## EXERCISE PROMPT
Without the images, write out all of the following entries exactly.

___ SOURCE RECORDS ___

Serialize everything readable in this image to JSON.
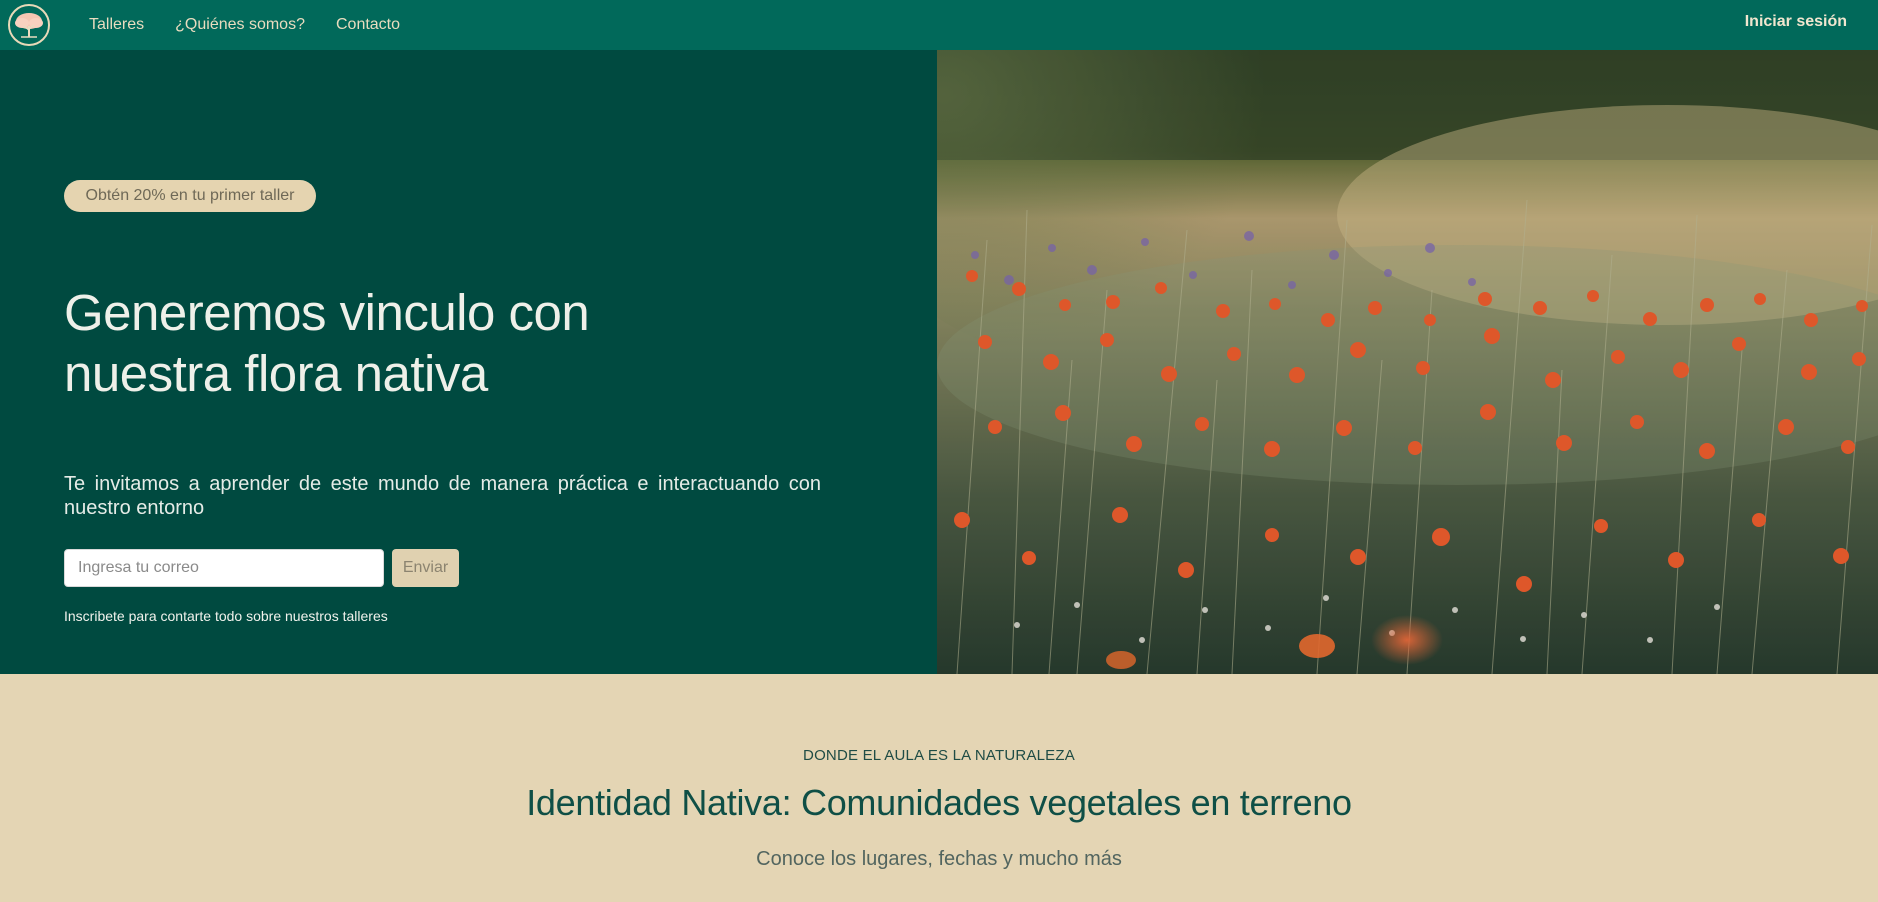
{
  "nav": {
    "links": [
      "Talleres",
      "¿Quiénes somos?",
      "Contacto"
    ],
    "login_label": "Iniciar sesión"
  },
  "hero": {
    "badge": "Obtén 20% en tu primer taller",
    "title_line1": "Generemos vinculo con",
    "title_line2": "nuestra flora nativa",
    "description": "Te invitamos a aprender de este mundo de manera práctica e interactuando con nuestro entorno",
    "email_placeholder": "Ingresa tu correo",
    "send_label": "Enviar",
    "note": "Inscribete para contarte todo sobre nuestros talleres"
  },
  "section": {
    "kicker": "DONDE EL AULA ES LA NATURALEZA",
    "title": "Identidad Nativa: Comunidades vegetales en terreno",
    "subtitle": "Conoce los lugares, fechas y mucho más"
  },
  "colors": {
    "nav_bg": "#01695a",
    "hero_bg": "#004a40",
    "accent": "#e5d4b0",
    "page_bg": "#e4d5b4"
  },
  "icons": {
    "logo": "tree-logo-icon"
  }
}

___

## WRITTEN RESPONSE
Serialize everything readable in this image to JSON.
{
  "nav": {
    "links": [
      "Talleres",
      "¿Quiénes somos?",
      "Contacto"
    ],
    "login_label": "Iniciar sesión"
  },
  "hero": {
    "badge": "Obtén 20% en tu primer taller",
    "title_line1": "Generemos vinculo con",
    "title_line2": "nuestra flora nativa",
    "description": "Te invitamos a aprender de este mundo de manera práctica e interactuando con nuestro entorno",
    "email_placeholder": "Ingresa tu correo",
    "send_label": "Enviar",
    "note": "Inscribete para contarte todo sobre nuestros talleres"
  },
  "section": {
    "kicker": "DONDE EL AULA ES LA NATURALEZA",
    "title": "Identidad Nativa: Comunidades vegetales en terreno",
    "subtitle": "Conoce los lugares, fechas y mucho más"
  },
  "colors": {
    "nav_bg": "#01695a",
    "hero_bg": "#004a40",
    "accent": "#e5d4b0",
    "page_bg": "#e4d5b4"
  },
  "icons": {
    "logo": "tree-logo-icon"
  }
}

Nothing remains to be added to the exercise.